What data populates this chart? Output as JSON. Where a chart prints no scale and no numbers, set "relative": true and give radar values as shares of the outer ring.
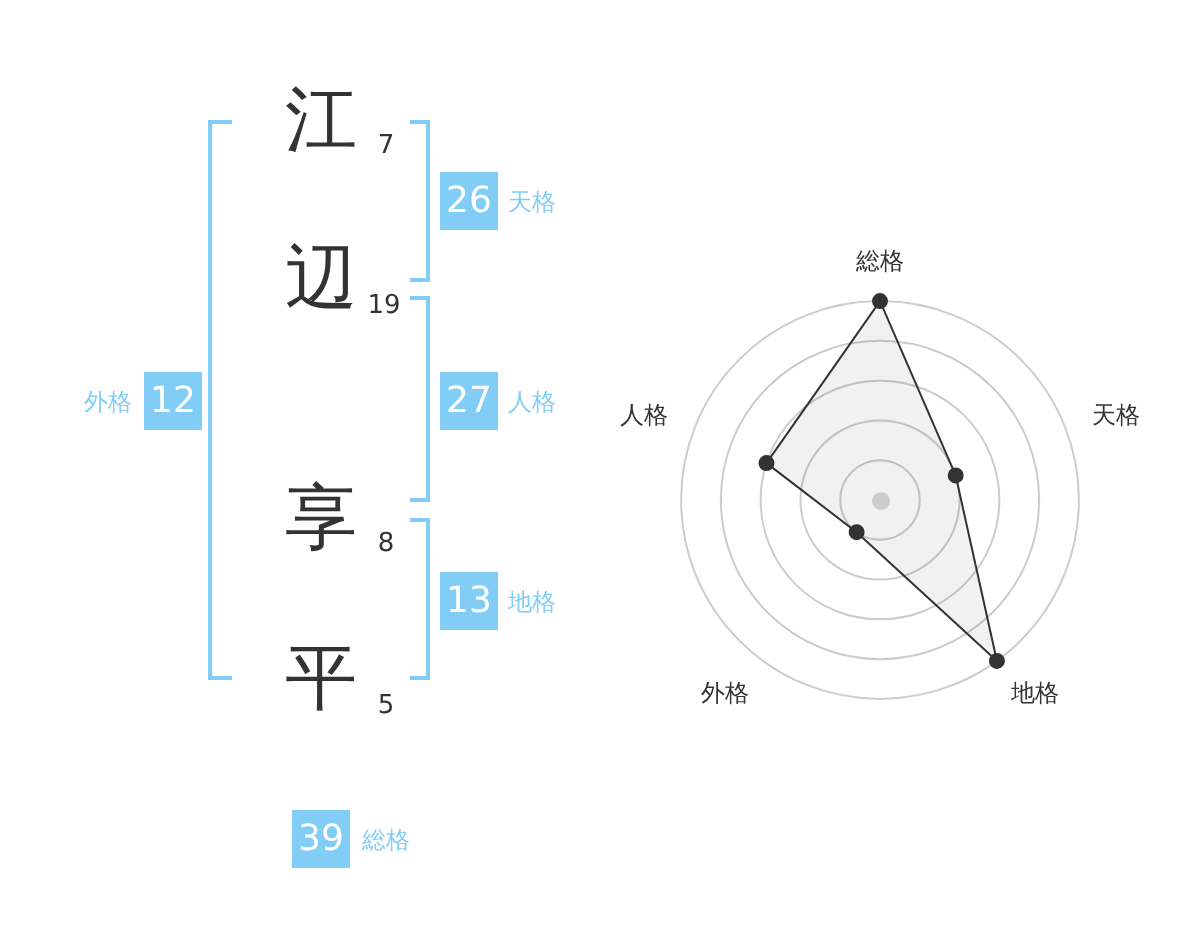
{
  "chart_data": [
    {
      "type": "other",
      "annotations": [
        "江",
        "7",
        "26",
        "天格",
        "辺",
        "19",
        "外格",
        "12",
        "27",
        "人格",
        "享",
        "8",
        "13",
        "地格",
        "平",
        "5",
        "39",
        "総格"
      ]
    },
    {
      "type": "radar",
      "categories": [
        "総格",
        "天格",
        "地格",
        "外格",
        "人格"
      ],
      "relative": true,
      "grid": true,
      "marker": "circle",
      "series": [
        {
          "color": "#333333",
          "values": [
            1,
            0.4,
            1,
            0.2,
            0.6
          ]
        }
      ]
    }
  ]
}
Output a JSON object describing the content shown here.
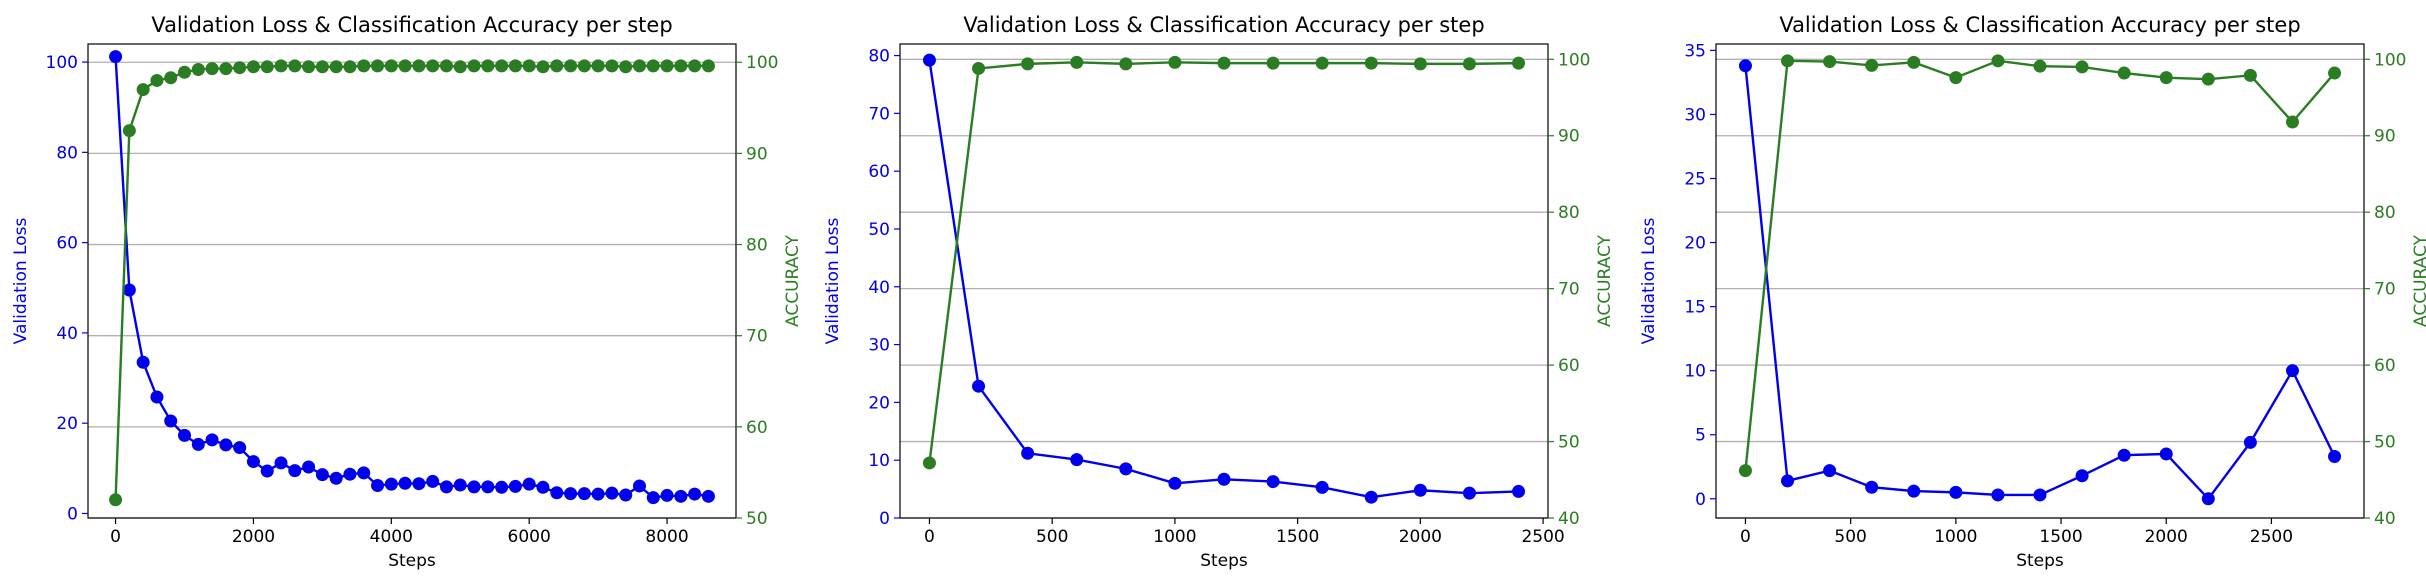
{
  "chart_data": [
    {
      "type": "line",
      "title": "Validation Loss & Classification Accuracy per step",
      "xlabel": "Steps",
      "ylabel_left": "Validation Loss",
      "ylabel_right": "ACCURACY",
      "xlim": [
        -400,
        9000
      ],
      "ylim_left": [
        -1,
        104
      ],
      "ylim_right": [
        50,
        102
      ],
      "xticks": [
        0,
        2000,
        4000,
        6000,
        8000
      ],
      "yticks_left": [
        0,
        20,
        40,
        60,
        80,
        100
      ],
      "yticks_right": [
        50,
        60,
        70,
        80,
        90,
        100
      ],
      "grid": "horizontal, right axis",
      "colors": {
        "loss": "#0000ee",
        "accuracy": "#2a7d22"
      },
      "x": [
        0,
        200,
        400,
        600,
        800,
        1000,
        1200,
        1400,
        1600,
        1800,
        2000,
        2200,
        2400,
        2600,
        2800,
        3000,
        3200,
        3400,
        3600,
        3800,
        4000,
        4200,
        4400,
        4600,
        4800,
        5000,
        5200,
        5400,
        5600,
        5800,
        6000,
        6200,
        6400,
        6600,
        6800,
        7000,
        7200,
        7400,
        7600,
        7800,
        8000,
        8200,
        8400,
        8600
      ],
      "series": [
        {
          "name": "Validation Loss",
          "axis": "left",
          "values": [
            101.2,
            49.5,
            33.5,
            25.8,
            20.5,
            17.3,
            15.3,
            16.3,
            15.2,
            14.6,
            11.5,
            9.4,
            11.2,
            9.5,
            10.3,
            8.6,
            7.8,
            8.7,
            9.0,
            6.2,
            6.5,
            6.7,
            6.6,
            7.1,
            5.9,
            6.3,
            5.9,
            5.9,
            5.8,
            6.0,
            6.5,
            5.8,
            4.6,
            4.4,
            4.4,
            4.3,
            4.5,
            4.1,
            6.1,
            3.5,
            4.0,
            3.8,
            4.3,
            3.8
          ]
        },
        {
          "name": "ACCURACY",
          "axis": "right",
          "values": [
            52.0,
            92.5,
            97.0,
            98.0,
            98.3,
            98.9,
            99.2,
            99.3,
            99.3,
            99.4,
            99.5,
            99.5,
            99.6,
            99.6,
            99.5,
            99.5,
            99.5,
            99.5,
            99.6,
            99.6,
            99.6,
            99.6,
            99.6,
            99.6,
            99.6,
            99.5,
            99.6,
            99.6,
            99.6,
            99.6,
            99.6,
            99.5,
            99.6,
            99.6,
            99.6,
            99.6,
            99.6,
            99.5,
            99.6,
            99.6,
            99.6,
            99.6,
            99.6,
            99.6
          ]
        }
      ]
    },
    {
      "type": "line",
      "title": "Validation Loss & Classification Accuracy per step",
      "xlabel": "Steps",
      "ylabel_left": "Validation Loss",
      "ylabel_right": "ACCURACY",
      "xlim": [
        -120,
        2520
      ],
      "ylim_left": [
        0,
        82
      ],
      "ylim_right": [
        40,
        102
      ],
      "xticks": [
        0,
        500,
        1000,
        1500,
        2000,
        2500
      ],
      "yticks_left": [
        0,
        10,
        20,
        30,
        40,
        50,
        60,
        70,
        80
      ],
      "yticks_right": [
        40,
        50,
        60,
        70,
        80,
        90,
        100
      ],
      "grid": "horizontal, right axis",
      "colors": {
        "loss": "#0000ee",
        "accuracy": "#2a7d22"
      },
      "x": [
        0,
        200,
        400,
        600,
        800,
        1000,
        1200,
        1400,
        1600,
        1800,
        2000,
        2200,
        2400
      ],
      "series": [
        {
          "name": "Validation Loss",
          "axis": "left",
          "values": [
            79.2,
            22.8,
            11.2,
            10.1,
            8.5,
            6.0,
            6.7,
            6.3,
            5.3,
            3.6,
            4.8,
            4.3,
            4.6
          ]
        },
        {
          "name": "ACCURACY",
          "axis": "right",
          "values": [
            47.2,
            98.8,
            99.4,
            99.6,
            99.4,
            99.6,
            99.5,
            99.5,
            99.5,
            99.5,
            99.4,
            99.4,
            99.5
          ]
        }
      ]
    },
    {
      "type": "line",
      "title": "Validation Loss & Classification Accuracy per step",
      "xlabel": "Steps",
      "ylabel_left": "Validation Loss",
      "ylabel_right": "ACCURACY",
      "xlim": [
        -140,
        2940
      ],
      "ylim_left": [
        -1.5,
        35.5
      ],
      "ylim_right": [
        40,
        102
      ],
      "xticks": [
        0,
        500,
        1000,
        1500,
        2000,
        2500
      ],
      "yticks_left": [
        0,
        5,
        10,
        15,
        20,
        25,
        30,
        35
      ],
      "yticks_right": [
        40,
        50,
        60,
        70,
        80,
        90,
        100
      ],
      "grid": "horizontal, right axis",
      "colors": {
        "loss": "#0000ee",
        "accuracy": "#2a7d22"
      },
      "x": [
        0,
        200,
        400,
        600,
        800,
        1000,
        1200,
        1400,
        1600,
        1800,
        2000,
        2200,
        2400,
        2600,
        2800
      ],
      "series": [
        {
          "name": "Validation Loss",
          "axis": "left",
          "values": [
            33.8,
            1.4,
            2.2,
            0.9,
            0.6,
            0.5,
            0.3,
            0.3,
            1.8,
            3.4,
            3.5,
            0.0,
            4.4,
            10.0,
            3.3
          ]
        },
        {
          "name": "ACCURACY",
          "axis": "right",
          "values": [
            46.2,
            99.8,
            99.7,
            99.2,
            99.6,
            97.6,
            99.8,
            99.1,
            99.0,
            98.2,
            97.6,
            97.4,
            97.9,
            91.8,
            98.2
          ]
        }
      ]
    }
  ]
}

> **Problem requirements**
Quote the entries above word for word. Leave the images out.

> **In response**
What data populates this chart? Output as JSON. Where a chart prints no scale and no numbers, set "relative": true and give radar values as shares of the outer ring.
{
  "chart_data": [
    {
      "type": "other",
      "annotations": [
        "江",
        "7",
        "26",
        "天格",
        "辺",
        "19",
        "外格",
        "12",
        "27",
        "人格",
        "享",
        "8",
        "13",
        "地格",
        "平",
        "5",
        "39",
        "総格"
      ]
    },
    {
      "type": "radar",
      "categories": [
        "総格",
        "天格",
        "地格",
        "外格",
        "人格"
      ],
      "relative": true,
      "grid": true,
      "marker": "circle",
      "series": [
        {
          "color": "#333333",
          "values": [
            1,
            0.4,
            1,
            0.2,
            0.6
          ]
        }
      ]
    }
  ]
}
Output a JSON object describing the content shown here.
{
  "chart_data": [
    {
      "type": "line",
      "title": "Validation Loss & Classification Accuracy per step",
      "xlabel": "Steps",
      "ylabel_left": "Validation Loss",
      "ylabel_right": "ACCURACY",
      "xlim": [
        -400,
        9000
      ],
      "ylim_left": [
        -1,
        104
      ],
      "ylim_right": [
        50,
        102
      ],
      "xticks": [
        0,
        2000,
        4000,
        6000,
        8000
      ],
      "yticks_left": [
        0,
        20,
        40,
        60,
        80,
        100
      ],
      "yticks_right": [
        50,
        60,
        70,
        80,
        90,
        100
      ],
      "grid": "horizontal, right axis",
      "colors": {
        "loss": "#0000ee",
        "accuracy": "#2a7d22"
      },
      "x": [
        0,
        200,
        400,
        600,
        800,
        1000,
        1200,
        1400,
        1600,
        1800,
        2000,
        2200,
        2400,
        2600,
        2800,
        3000,
        3200,
        3400,
        3600,
        3800,
        4000,
        4200,
        4400,
        4600,
        4800,
        5000,
        5200,
        5400,
        5600,
        5800,
        6000,
        6200,
        6400,
        6600,
        6800,
        7000,
        7200,
        7400,
        7600,
        7800,
        8000,
        8200,
        8400,
        8600
      ],
      "series": [
        {
          "name": "Validation Loss",
          "axis": "left",
          "values": [
            101.2,
            49.5,
            33.5,
            25.8,
            20.5,
            17.3,
            15.3,
            16.3,
            15.2,
            14.6,
            11.5,
            9.4,
            11.2,
            9.5,
            10.3,
            8.6,
            7.8,
            8.7,
            9.0,
            6.2,
            6.5,
            6.7,
            6.6,
            7.1,
            5.9,
            6.3,
            5.9,
            5.9,
            5.8,
            6.0,
            6.5,
            5.8,
            4.6,
            4.4,
            4.4,
            4.3,
            4.5,
            4.1,
            6.1,
            3.5,
            4.0,
            3.8,
            4.3,
            3.8
          ]
        },
        {
          "name": "ACCURACY",
          "axis": "right",
          "values": [
            52.0,
            92.5,
            97.0,
            98.0,
            98.3,
            98.9,
            99.2,
            99.3,
            99.3,
            99.4,
            99.5,
            99.5,
            99.6,
            99.6,
            99.5,
            99.5,
            99.5,
            99.5,
            99.6,
            99.6,
            99.6,
            99.6,
            99.6,
            99.6,
            99.6,
            99.5,
            99.6,
            99.6,
            99.6,
            99.6,
            99.6,
            99.5,
            99.6,
            99.6,
            99.6,
            99.6,
            99.6,
            99.5,
            99.6,
            99.6,
            99.6,
            99.6,
            99.6,
            99.6
          ]
        }
      ]
    },
    {
      "type": "line",
      "title": "Validation Loss & Classification Accuracy per step",
      "xlabel": "Steps",
      "ylabel_left": "Validation Loss",
      "ylabel_right": "ACCURACY",
      "xlim": [
        -120,
        2520
      ],
      "ylim_left": [
        0,
        82
      ],
      "ylim_right": [
        40,
        102
      ],
      "xticks": [
        0,
        500,
        1000,
        1500,
        2000,
        2500
      ],
      "yticks_left": [
        0,
        10,
        20,
        30,
        40,
        50,
        60,
        70,
        80
      ],
      "yticks_right": [
        40,
        50,
        60,
        70,
        80,
        90,
        100
      ],
      "grid": "horizontal, right axis",
      "colors": {
        "loss": "#0000ee",
        "accuracy": "#2a7d22"
      },
      "x": [
        0,
        200,
        400,
        600,
        800,
        1000,
        1200,
        1400,
        1600,
        1800,
        2000,
        2200,
        2400
      ],
      "series": [
        {
          "name": "Validation Loss",
          "axis": "left",
          "values": [
            79.2,
            22.8,
            11.2,
            10.1,
            8.5,
            6.0,
            6.7,
            6.3,
            5.3,
            3.6,
            4.8,
            4.3,
            4.6
          ]
        },
        {
          "name": "ACCURACY",
          "axis": "right",
          "values": [
            47.2,
            98.8,
            99.4,
            99.6,
            99.4,
            99.6,
            99.5,
            99.5,
            99.5,
            99.5,
            99.4,
            99.4,
            99.5
          ]
        }
      ]
    },
    {
      "type": "line",
      "title": "Validation Loss & Classification Accuracy per step",
      "xlabel": "Steps",
      "ylabel_left": "Validation Loss",
      "ylabel_right": "ACCURACY",
      "xlim": [
        -140,
        2940
      ],
      "ylim_left": [
        -1.5,
        35.5
      ],
      "ylim_right": [
        40,
        102
      ],
      "xticks": [
        0,
        500,
        1000,
        1500,
        2000,
        2500
      ],
      "yticks_left": [
        0,
        5,
        10,
        15,
        20,
        25,
        30,
        35
      ],
      "yticks_right": [
        40,
        50,
        60,
        70,
        80,
        90,
        100
      ],
      "grid": "horizontal, right axis",
      "colors": {
        "loss": "#0000ee",
        "accuracy": "#2a7d22"
      },
      "x": [
        0,
        200,
        400,
        600,
        800,
        1000,
        1200,
        1400,
        1600,
        1800,
        2000,
        2200,
        2400,
        2600,
        2800
      ],
      "series": [
        {
          "name": "Validation Loss",
          "axis": "left",
          "values": [
            33.8,
            1.4,
            2.2,
            0.9,
            0.6,
            0.5,
            0.3,
            0.3,
            1.8,
            3.4,
            3.5,
            0.0,
            4.4,
            10.0,
            3.3
          ]
        },
        {
          "name": "ACCURACY",
          "axis": "right",
          "values": [
            46.2,
            99.8,
            99.7,
            99.2,
            99.6,
            97.6,
            99.8,
            99.1,
            99.0,
            98.2,
            97.6,
            97.4,
            97.9,
            91.8,
            98.2
          ]
        }
      ]
    }
  ]
}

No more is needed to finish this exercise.